§ A run of records:
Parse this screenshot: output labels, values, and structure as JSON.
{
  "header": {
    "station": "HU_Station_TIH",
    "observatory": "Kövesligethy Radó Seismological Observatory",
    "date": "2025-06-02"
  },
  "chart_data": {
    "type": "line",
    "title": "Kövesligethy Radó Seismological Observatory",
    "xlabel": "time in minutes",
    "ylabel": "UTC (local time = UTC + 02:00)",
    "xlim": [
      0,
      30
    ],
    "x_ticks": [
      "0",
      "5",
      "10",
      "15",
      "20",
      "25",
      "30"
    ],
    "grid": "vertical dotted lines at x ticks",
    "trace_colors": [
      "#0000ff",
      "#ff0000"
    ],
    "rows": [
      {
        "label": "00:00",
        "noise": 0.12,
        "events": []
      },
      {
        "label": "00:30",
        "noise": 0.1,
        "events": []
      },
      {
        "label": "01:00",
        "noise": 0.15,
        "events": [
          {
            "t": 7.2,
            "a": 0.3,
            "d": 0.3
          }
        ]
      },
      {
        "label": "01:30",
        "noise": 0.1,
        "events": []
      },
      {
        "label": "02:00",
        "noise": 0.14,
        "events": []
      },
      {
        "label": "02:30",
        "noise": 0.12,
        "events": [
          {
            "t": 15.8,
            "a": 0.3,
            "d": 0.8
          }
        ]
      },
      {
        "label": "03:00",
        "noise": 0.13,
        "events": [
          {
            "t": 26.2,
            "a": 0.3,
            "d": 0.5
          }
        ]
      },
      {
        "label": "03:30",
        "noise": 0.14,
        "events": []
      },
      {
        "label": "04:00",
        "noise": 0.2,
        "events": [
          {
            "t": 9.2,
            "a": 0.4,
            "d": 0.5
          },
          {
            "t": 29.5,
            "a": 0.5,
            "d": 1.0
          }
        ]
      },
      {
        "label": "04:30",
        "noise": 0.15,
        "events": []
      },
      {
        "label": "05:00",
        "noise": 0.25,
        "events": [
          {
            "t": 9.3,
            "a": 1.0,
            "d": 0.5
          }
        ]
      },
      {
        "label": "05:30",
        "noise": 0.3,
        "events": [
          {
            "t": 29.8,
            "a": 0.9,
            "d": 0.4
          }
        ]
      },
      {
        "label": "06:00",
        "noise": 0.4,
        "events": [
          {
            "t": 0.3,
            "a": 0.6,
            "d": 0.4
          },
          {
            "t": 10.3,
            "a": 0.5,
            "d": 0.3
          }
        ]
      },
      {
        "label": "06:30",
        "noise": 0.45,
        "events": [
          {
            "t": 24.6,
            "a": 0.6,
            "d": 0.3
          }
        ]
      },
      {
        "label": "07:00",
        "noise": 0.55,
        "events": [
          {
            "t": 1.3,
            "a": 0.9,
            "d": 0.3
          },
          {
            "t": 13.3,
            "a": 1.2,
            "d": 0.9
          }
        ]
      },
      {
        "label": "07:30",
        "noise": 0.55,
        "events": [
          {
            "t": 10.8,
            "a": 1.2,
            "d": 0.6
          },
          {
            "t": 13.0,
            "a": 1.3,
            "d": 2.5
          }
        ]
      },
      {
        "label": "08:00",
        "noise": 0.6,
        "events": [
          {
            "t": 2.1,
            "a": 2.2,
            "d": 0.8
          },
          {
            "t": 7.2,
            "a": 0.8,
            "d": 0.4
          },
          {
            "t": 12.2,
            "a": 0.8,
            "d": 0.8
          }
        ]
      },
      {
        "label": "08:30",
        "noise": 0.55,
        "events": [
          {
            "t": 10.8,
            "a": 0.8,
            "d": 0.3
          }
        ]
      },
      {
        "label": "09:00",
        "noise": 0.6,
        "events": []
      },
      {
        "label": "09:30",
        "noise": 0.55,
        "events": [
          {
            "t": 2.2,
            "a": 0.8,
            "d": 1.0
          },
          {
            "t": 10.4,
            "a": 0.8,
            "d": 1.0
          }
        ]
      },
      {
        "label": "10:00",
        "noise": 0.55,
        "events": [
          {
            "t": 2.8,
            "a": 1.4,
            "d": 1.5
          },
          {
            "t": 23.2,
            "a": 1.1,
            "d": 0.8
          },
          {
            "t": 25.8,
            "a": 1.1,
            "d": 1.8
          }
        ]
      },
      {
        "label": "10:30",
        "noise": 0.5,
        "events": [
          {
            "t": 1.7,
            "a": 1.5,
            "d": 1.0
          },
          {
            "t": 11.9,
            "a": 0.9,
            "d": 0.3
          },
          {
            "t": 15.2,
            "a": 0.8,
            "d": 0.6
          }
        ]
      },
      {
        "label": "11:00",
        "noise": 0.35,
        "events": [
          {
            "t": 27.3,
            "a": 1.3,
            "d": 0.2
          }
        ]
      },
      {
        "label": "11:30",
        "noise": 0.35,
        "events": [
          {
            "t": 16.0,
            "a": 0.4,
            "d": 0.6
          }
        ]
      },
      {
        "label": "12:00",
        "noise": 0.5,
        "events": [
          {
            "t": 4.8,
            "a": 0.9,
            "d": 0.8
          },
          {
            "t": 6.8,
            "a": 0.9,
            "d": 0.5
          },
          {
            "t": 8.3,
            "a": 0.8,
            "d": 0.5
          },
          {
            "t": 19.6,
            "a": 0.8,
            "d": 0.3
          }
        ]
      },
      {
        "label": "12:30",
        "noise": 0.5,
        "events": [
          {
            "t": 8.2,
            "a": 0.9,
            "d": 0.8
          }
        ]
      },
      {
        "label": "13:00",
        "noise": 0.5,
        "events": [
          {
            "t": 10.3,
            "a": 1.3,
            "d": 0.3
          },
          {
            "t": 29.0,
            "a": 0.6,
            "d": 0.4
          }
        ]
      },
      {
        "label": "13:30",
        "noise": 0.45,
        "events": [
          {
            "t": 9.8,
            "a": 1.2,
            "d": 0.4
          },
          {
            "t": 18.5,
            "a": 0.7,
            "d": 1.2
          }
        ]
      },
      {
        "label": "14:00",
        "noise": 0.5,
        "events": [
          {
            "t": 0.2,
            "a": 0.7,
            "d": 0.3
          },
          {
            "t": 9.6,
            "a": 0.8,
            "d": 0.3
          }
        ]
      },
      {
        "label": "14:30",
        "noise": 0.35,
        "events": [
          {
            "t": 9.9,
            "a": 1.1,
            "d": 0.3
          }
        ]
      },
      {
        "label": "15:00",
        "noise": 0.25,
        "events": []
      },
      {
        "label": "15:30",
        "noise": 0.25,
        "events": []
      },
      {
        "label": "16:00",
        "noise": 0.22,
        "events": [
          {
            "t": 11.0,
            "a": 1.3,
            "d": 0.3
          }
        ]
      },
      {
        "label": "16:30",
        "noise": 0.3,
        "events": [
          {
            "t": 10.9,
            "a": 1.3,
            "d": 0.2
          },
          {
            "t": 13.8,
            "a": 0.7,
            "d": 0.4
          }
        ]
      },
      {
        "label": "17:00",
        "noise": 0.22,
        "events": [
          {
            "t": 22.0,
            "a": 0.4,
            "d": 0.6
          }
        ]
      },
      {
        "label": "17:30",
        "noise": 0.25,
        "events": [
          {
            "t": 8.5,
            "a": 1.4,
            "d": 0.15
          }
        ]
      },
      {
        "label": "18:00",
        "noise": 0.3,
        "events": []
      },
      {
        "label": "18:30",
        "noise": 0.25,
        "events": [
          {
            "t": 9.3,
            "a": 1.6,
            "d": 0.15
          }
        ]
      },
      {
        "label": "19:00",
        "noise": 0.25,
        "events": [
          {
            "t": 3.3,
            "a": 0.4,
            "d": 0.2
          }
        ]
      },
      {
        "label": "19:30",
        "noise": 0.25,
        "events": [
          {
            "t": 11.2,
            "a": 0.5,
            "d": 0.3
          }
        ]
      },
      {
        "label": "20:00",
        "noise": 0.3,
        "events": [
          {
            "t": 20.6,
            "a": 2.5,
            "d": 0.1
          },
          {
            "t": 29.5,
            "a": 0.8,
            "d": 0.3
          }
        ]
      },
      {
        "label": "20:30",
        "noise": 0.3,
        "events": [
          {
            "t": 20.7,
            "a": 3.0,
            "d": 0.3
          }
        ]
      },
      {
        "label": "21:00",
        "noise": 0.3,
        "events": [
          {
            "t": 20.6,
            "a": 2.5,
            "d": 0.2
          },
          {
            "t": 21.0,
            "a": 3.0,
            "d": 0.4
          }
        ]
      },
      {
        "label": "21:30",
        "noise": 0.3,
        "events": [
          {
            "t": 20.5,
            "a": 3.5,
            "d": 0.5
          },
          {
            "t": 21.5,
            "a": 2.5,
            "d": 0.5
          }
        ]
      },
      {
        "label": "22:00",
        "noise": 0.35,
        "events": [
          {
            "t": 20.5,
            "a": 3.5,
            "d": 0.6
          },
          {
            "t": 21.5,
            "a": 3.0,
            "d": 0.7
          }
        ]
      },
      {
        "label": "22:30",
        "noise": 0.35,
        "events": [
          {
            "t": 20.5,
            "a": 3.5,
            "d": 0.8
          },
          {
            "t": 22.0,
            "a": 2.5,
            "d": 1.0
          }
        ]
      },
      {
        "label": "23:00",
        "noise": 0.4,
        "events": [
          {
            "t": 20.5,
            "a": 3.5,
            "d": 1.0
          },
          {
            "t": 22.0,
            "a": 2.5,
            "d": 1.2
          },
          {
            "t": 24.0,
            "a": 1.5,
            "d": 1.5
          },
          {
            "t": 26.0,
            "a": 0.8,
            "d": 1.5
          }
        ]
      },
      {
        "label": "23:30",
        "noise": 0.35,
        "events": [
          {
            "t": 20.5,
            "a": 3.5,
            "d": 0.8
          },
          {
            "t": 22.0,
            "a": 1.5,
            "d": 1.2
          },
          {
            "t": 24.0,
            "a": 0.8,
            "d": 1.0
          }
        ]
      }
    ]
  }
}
--
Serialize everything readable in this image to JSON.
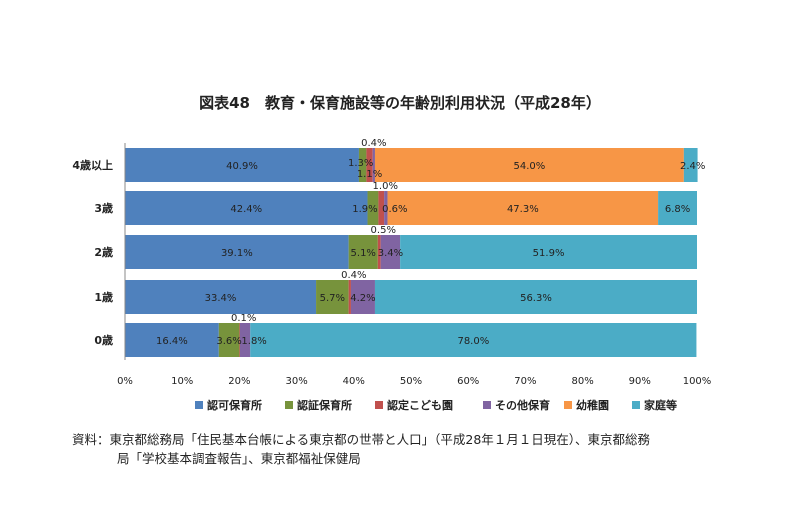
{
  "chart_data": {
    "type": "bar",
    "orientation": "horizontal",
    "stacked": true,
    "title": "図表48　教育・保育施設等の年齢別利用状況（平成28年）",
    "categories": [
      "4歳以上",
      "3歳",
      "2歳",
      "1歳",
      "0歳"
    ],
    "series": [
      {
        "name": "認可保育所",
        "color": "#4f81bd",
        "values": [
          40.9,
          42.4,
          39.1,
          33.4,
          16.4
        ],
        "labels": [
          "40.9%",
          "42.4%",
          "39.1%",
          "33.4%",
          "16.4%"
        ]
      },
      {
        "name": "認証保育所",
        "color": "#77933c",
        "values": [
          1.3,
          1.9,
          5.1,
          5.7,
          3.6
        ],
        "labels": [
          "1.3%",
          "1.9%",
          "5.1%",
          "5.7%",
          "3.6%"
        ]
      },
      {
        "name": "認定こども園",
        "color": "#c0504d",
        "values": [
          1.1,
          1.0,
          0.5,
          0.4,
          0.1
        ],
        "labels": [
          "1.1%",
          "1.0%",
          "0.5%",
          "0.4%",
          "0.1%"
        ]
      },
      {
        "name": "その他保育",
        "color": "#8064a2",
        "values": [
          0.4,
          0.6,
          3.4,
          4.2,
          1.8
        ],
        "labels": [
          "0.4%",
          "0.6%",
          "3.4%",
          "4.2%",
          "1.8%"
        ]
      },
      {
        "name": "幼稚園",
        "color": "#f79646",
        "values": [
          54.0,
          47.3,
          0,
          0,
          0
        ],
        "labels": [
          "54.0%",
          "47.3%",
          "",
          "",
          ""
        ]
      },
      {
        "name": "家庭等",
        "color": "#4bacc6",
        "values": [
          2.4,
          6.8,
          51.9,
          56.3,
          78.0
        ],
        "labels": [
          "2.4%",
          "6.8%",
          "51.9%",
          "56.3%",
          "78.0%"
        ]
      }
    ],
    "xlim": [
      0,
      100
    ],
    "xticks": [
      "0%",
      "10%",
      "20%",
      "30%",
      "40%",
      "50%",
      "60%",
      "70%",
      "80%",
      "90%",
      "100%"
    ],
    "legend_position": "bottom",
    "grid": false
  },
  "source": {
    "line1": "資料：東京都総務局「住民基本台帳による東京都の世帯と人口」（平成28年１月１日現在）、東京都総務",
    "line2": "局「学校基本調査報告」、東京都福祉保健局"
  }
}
...
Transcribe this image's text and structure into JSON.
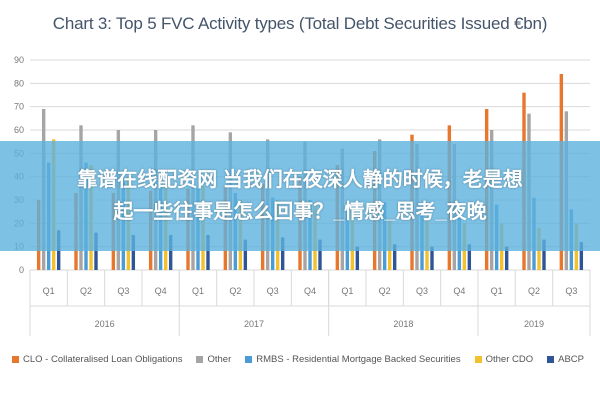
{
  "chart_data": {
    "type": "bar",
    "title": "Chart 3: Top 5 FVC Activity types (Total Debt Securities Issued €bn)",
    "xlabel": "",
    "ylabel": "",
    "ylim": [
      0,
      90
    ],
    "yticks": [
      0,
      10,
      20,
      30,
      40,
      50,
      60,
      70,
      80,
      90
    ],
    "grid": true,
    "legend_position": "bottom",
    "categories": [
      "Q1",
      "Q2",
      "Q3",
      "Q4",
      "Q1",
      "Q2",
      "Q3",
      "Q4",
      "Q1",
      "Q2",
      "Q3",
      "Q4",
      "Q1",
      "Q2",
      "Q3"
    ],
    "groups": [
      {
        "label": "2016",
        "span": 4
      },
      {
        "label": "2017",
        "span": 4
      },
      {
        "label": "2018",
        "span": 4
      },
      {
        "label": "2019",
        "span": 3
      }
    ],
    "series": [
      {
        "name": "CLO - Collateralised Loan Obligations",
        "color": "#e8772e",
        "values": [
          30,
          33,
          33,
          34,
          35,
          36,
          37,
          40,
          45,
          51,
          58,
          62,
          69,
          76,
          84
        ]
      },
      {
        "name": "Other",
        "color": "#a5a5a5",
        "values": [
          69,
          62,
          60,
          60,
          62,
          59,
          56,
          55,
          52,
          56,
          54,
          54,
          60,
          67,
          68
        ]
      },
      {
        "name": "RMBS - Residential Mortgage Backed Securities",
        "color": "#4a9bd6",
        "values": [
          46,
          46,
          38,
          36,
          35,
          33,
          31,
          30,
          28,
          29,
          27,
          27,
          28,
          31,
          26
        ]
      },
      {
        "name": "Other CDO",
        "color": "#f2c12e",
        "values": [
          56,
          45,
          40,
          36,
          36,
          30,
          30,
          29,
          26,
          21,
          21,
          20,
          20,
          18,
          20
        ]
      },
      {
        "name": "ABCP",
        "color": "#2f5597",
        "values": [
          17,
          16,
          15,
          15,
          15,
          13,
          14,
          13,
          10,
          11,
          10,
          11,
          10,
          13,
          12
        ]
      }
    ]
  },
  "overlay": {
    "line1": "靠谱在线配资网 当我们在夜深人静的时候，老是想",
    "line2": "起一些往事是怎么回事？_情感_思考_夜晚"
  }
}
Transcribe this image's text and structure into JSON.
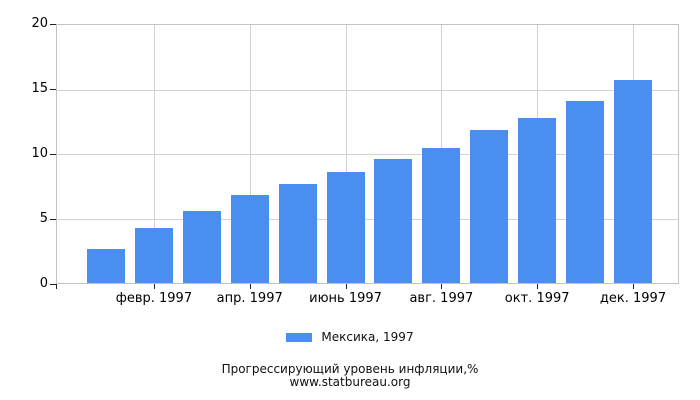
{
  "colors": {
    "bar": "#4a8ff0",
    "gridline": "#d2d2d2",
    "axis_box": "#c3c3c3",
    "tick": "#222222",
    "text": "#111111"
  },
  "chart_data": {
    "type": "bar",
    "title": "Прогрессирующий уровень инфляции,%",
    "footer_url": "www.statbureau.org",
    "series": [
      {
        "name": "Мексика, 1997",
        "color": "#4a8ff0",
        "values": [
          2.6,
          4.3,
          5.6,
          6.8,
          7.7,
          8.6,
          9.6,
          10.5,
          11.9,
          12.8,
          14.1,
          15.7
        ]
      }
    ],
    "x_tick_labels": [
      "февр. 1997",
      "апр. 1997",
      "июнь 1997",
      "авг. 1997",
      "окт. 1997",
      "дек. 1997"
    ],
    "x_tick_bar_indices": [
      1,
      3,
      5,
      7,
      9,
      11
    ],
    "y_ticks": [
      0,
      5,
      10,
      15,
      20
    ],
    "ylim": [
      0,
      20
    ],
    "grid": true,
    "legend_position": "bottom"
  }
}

§ GIVEN INSTRUCTION: Go through the material and select each line with the string "title" in it.

§ WRITTEN RESPONSE:
    "title": "Kövesligethy Radó Seismological Observatory",
    "title": "図表48　教育・保育施設等の年齢別利用状況（平成28年）",
    "title": "Chart 3: Top 5 FVC Activity types (Total Debt Securities Issued €bn)",
    "title": "Прогрессирующий уровень инфляции,%",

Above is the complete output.